— Start of Recorded information —
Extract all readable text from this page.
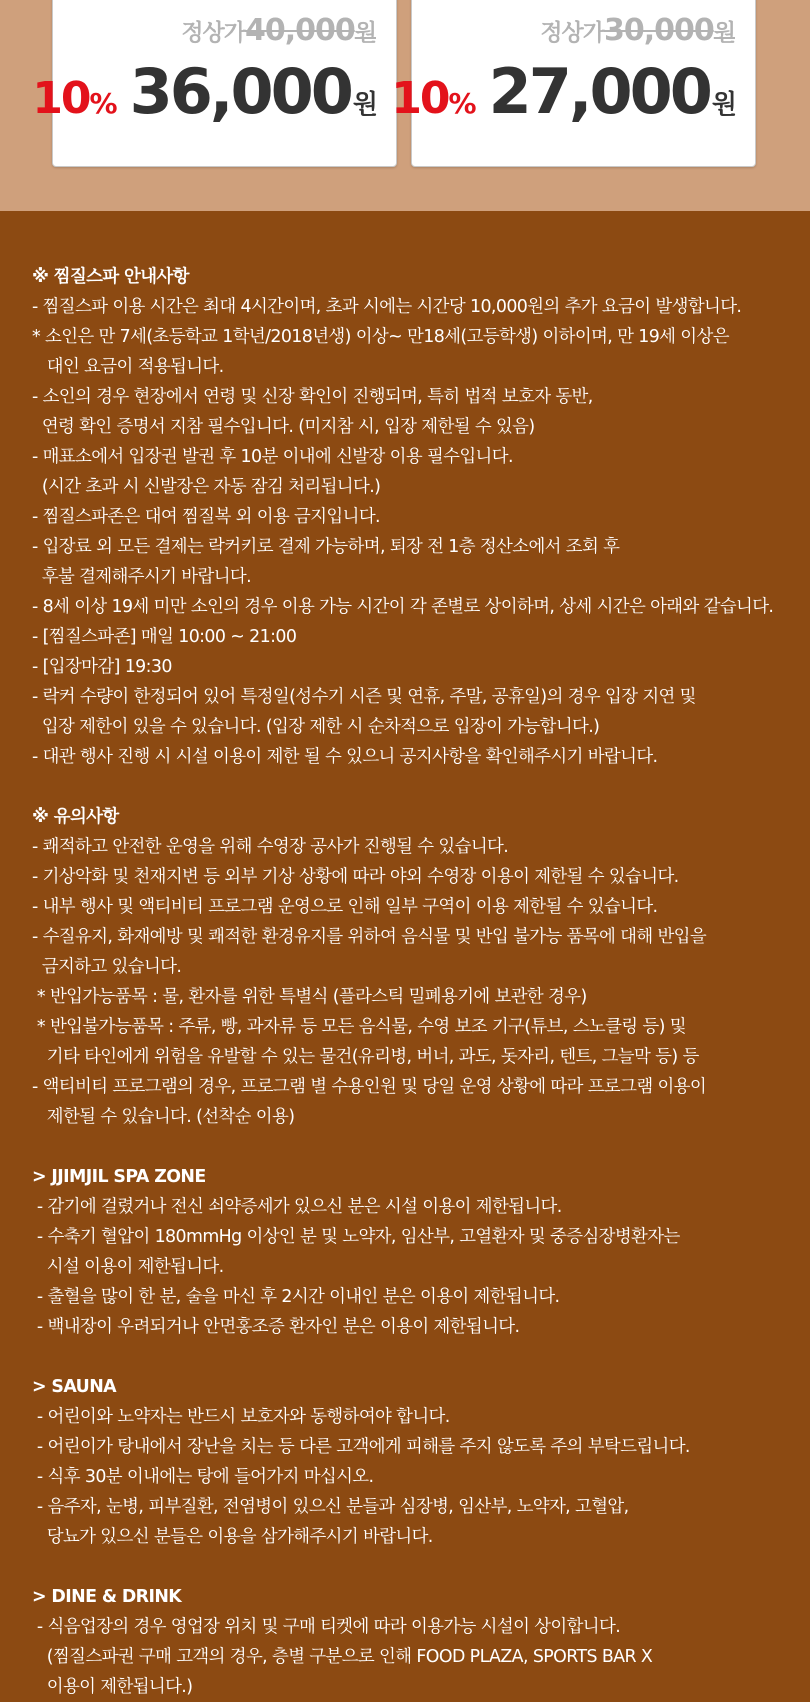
정상가40,000원
10% 36,000 원
정상가30,000원
10% 27,000 원
※ 찜질스파 안내사항
- 찜질스파 이용 시간은 최대 4시간이며, 초과 시에는 시간당 10,000원의 추가 요금이 발생합니다.
* 소인은 만 7세(초등학교 1학년/2018년생) 이상~ 만18세(고등학생) 이하이며, 만 19세 이상은
대인 요금이 적용됩니다.
- 소인의 경우 현장에서 연령 및 신장 확인이 진행되며, 특히 법적 보호자 동반,
연령 확인 증명서 지참 필수입니다. (미지참 시, 입장 제한될 수 있음)
- 매표소에서 입장권 발권 후 10분 이내에 신발장 이용 필수입니다.
(시간 초과 시 신발장은 자동 잠김 처리됩니다.)
- 찜질스파존은 대여 찜질복 외 이용 금지입니다.
- 입장료 외 모든 결제는 락커키로 결제 가능하며, 퇴장 전 1층 정산소에서 조회 후
후불 결제해주시기 바랍니다.
- 8세 이상 19세 미만 소인의 경우 이용 가능 시간이 각 존별로 상이하며, 상세 시간은 아래와 같습니다.
- [찜질스파존] 매일 10:00 ~ 21:00
- [입장마감] 19:30
- 락커 수량이 한정되어 있어 특정일(성수기 시즌 및 연휴, 주말, 공휴일)의 경우 입장 지연 및
입장 제한이 있을 수 있습니다. (입장 제한 시 순차적으로 입장이 가능합니다.)
- 대관 행사 진행 시 시설 이용이 제한 될 수 있으니 공지사항을 확인해주시기 바랍니다.
※ 유의사항
- 쾌적하고 안전한 운영을 위해 수영장 공사가 진행될 수 있습니다.
- 기상악화 및 천재지변 등 외부 기상 상황에 따라 야외 수영장 이용이 제한될 수 있습니다.
- 내부 행사 및 액티비티 프로그램 운영으로 인해 일부 구역이 이용 제한될 수 있습니다.
- 수질유지, 화재예방 및 쾌적한 환경유지를 위하여 음식물 및 반입 불가능 품목에 대해 반입을
금지하고 있습니다.
* 반입가능품목 : 물, 환자를 위한 특별식 (플라스틱 밀폐용기에 보관한 경우)
* 반입불가능품목 : 주류, 빵, 과자류 등 모든 음식물, 수영 보조 기구(튜브, 스노클링 등) 및
기타 타인에게 위험을 유발할 수 있는 물건(유리병, 버너, 과도, 돗자리, 텐트, 그늘막 등) 등
- 액티비티 프로그램의 경우, 프로그램 별 수용인원 및 당일 운영 상황에 따라 프로그램 이용이
제한될 수 있습니다. (선착순 이용)
> JJIMJIL SPA ZONE
- 감기에 걸렸거나 전신 쇠약증세가 있으신 분은 시설 이용이 제한됩니다.
- 수축기 혈압이 180mmHg 이상인 분 및 노약자, 임산부, 고열환자 및 중증심장병환자는
시설 이용이 제한됩니다.
- 출혈을 많이 한 분, 술을 마신 후 2시간 이내인 분은 이용이 제한됩니다.
- 백내장이 우려되거나 안면홍조증 환자인 분은 이용이 제한됩니다.
> SAUNA
- 어린이와 노약자는 반드시 보호자와 동행하여야 합니다.
- 어린이가 탕내에서 장난을 치는 등 다른 고객에게 피해를 주지 않도록 주의 부탁드립니다.
- 식후 30분 이내에는 탕에 들어가지 마십시오.
- 음주자, 눈병, 피부질환, 전염병이 있으신 분들과 심장병, 임산부, 노약자, 고혈압,
당뇨가 있으신 분들은 이용을 삼가해주시기 바랍니다.
> DINE & DRINK
- 식음업장의 경우 영업장 위치 및 구매 티켓에 따라 이용가능 시설이 상이합니다.
(찜질스파권 구매 고객의 경우, 층별 구분으로 인해 FOOD PLAZA, SPORTS BAR X
이용이 제한됩니다.)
— End of Recorded information —
Using the records above, retype everything exactly except the pictures.

Completed exercise>
Extract all readable text from this page.
정상가40,000원
10% 36,000 원
정상가30,000원
10% 27,000 원
※ 찜질스파 안내사항
- 찜질스파 이용 시간은 최대 4시간이며, 초과 시에는 시간당 10,000원의 추가 요금이 발생합니다.
* 소인은 만 7세(초등학교 1학년/2018년생) 이상~ 만18세(고등학생) 이하이며, 만 19세 이상은
대인 요금이 적용됩니다.
- 소인의 경우 현장에서 연령 및 신장 확인이 진행되며, 특히 법적 보호자 동반,
연령 확인 증명서 지참 필수입니다. (미지참 시, 입장 제한될 수 있음)
- 매표소에서 입장권 발권 후 10분 이내에 신발장 이용 필수입니다.
(시간 초과 시 신발장은 자동 잠김 처리됩니다.)
- 찜질스파존은 대여 찜질복 외 이용 금지입니다.
- 입장료 외 모든 결제는 락커키로 결제 가능하며, 퇴장 전 1층 정산소에서 조회 후
후불 결제해주시기 바랍니다.
- 8세 이상 19세 미만 소인의 경우 이용 가능 시간이 각 존별로 상이하며, 상세 시간은 아래와 같습니다.
- [찜질스파존] 매일 10:00 ~ 21:00
- [입장마감] 19:30
- 락커 수량이 한정되어 있어 특정일(성수기 시즌 및 연휴, 주말, 공휴일)의 경우 입장 지연 및
입장 제한이 있을 수 있습니다. (입장 제한 시 순차적으로 입장이 가능합니다.)
- 대관 행사 진행 시 시설 이용이 제한 될 수 있으니 공지사항을 확인해주시기 바랍니다.
※ 유의사항
- 쾌적하고 안전한 운영을 위해 수영장 공사가 진행될 수 있습니다.
- 기상악화 및 천재지변 등 외부 기상 상황에 따라 야외 수영장 이용이 제한될 수 있습니다.
- 내부 행사 및 액티비티 프로그램 운영으로 인해 일부 구역이 이용 제한될 수 있습니다.
- 수질유지, 화재예방 및 쾌적한 환경유지를 위하여 음식물 및 반입 불가능 품목에 대해 반입을
금지하고 있습니다.
* 반입가능품목 : 물, 환자를 위한 특별식 (플라스틱 밀폐용기에 보관한 경우)
* 반입불가능품목 : 주류, 빵, 과자류 등 모든 음식물, 수영 보조 기구(튜브, 스노클링 등) 및
기타 타인에게 위험을 유발할 수 있는 물건(유리병, 버너, 과도, 돗자리, 텐트, 그늘막 등) 등
- 액티비티 프로그램의 경우, 프로그램 별 수용인원 및 당일 운영 상황에 따라 프로그램 이용이
제한될 수 있습니다. (선착순 이용)
> JJIMJIL SPA ZONE
- 감기에 걸렸거나 전신 쇠약증세가 있으신 분은 시설 이용이 제한됩니다.
- 수축기 혈압이 180mmHg 이상인 분 및 노약자, 임산부, 고열환자 및 중증심장병환자는
시설 이용이 제한됩니다.
- 출혈을 많이 한 분, 술을 마신 후 2시간 이내인 분은 이용이 제한됩니다.
- 백내장이 우려되거나 안면홍조증 환자인 분은 이용이 제한됩니다.
> SAUNA
- 어린이와 노약자는 반드시 보호자와 동행하여야 합니다.
- 어린이가 탕내에서 장난을 치는 등 다른 고객에게 피해를 주지 않도록 주의 부탁드립니다.
- 식후 30분 이내에는 탕에 들어가지 마십시오.
- 음주자, 눈병, 피부질환, 전염병이 있으신 분들과 심장병, 임산부, 노약자, 고혈압,
당뇨가 있으신 분들은 이용을 삼가해주시기 바랍니다.
> DINE & DRINK
- 식음업장의 경우 영업장 위치 및 구매 티켓에 따라 이용가능 시설이 상이합니다.
(찜질스파권 구매 고객의 경우, 층별 구분으로 인해 FOOD PLAZA, SPORTS BAR X
이용이 제한됩니다.)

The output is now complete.